◆ **TO BE DONE**: In the material below, repeat only the lines from the one that holds "Extract all readable text from this page." through the final line, exactly as they stand.

◆ **SOURCE RECORDS**:
○ ○ ○

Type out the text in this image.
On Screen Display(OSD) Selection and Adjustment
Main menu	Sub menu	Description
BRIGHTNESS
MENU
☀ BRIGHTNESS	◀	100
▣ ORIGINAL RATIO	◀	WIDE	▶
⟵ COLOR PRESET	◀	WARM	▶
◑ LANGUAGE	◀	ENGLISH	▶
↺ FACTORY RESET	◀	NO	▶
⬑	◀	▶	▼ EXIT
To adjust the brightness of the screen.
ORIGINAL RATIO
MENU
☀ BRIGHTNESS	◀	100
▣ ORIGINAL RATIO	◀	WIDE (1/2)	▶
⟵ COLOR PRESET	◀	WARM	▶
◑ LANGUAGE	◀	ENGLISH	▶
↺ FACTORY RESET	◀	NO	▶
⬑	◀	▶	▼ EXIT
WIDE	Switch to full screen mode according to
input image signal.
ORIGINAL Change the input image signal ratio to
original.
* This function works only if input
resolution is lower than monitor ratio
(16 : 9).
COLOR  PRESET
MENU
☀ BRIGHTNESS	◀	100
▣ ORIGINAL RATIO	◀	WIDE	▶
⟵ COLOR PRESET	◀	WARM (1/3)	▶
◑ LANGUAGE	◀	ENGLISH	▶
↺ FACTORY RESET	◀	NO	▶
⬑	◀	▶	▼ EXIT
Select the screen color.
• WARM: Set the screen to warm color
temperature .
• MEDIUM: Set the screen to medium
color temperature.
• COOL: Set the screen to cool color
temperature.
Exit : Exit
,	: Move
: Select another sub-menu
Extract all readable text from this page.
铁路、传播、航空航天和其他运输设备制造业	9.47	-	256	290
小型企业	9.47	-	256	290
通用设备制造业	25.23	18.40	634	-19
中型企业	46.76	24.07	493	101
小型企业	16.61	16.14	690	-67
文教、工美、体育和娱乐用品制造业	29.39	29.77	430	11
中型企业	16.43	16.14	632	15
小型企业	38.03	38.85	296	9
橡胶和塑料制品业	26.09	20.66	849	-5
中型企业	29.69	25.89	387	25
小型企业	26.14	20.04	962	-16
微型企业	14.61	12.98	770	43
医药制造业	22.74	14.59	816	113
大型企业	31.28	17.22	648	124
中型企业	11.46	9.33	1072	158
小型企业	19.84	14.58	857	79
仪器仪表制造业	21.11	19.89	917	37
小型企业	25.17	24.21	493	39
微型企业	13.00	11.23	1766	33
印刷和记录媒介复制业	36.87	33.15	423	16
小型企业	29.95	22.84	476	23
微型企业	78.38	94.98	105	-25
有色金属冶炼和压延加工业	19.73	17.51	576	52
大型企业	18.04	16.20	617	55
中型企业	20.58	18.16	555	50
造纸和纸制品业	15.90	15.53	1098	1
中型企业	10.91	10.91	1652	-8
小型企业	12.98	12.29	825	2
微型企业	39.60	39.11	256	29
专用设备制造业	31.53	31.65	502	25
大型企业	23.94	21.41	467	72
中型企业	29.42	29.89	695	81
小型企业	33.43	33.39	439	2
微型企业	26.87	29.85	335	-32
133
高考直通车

○ ○ ○

◆ **RESPONSE TO THIS EXERCISE**:
Extract all readable text from this page.
铁路、传播、航空航天和其他运输设备制造业	9.47	-	256	290
小型企业	9.47	-	256	290
通用设备制造业	25.23	18.40	634	-19
中型企业	46.76	24.07	493	101
小型企业	16.61	16.14	690	-67
文教、工美、体育和娱乐用品制造业	29.39	29.77	430	11
中型企业	16.43	16.14	632	15
小型企业	38.03	38.85	296	9
橡胶和塑料制品业	26.09	20.66	849	-5
中型企业	29.69	25.89	387	25
小型企业	26.14	20.04	962	-16
微型企业	14.61	12.98	770	43
医药制造业	22.74	14.59	816	113
大型企业	31.28	17.22	648	124
中型企业	11.46	9.33	1072	158
小型企业	19.84	14.58	857	79
仪器仪表制造业	21.11	19.89	917	37
小型企业	25.17	24.21	493	39
微型企业	13.00	11.23	1766	33
印刷和记录媒介复制业	36.87	33.15	423	16
小型企业	29.95	22.84	476	23
微型企业	78.38	94.98	105	-25
有色金属冶炼和压延加工业	19.73	17.51	576	52
大型企业	18.04	16.20	617	55
中型企业	20.58	18.16	555	50
造纸和纸制品业	15.90	15.53	1098	1
中型企业	10.91	10.91	1652	-8
小型企业	12.98	12.29	825	2
微型企业	39.60	39.11	256	29
专用设备制造业	31.53	31.65	502	25
大型企业	23.94	21.41	467	72
中型企业	29.42	29.89	695	81
小型企业	33.43	33.39	439	2
微型企业	26.87	29.85	335	-32
133
高考直通车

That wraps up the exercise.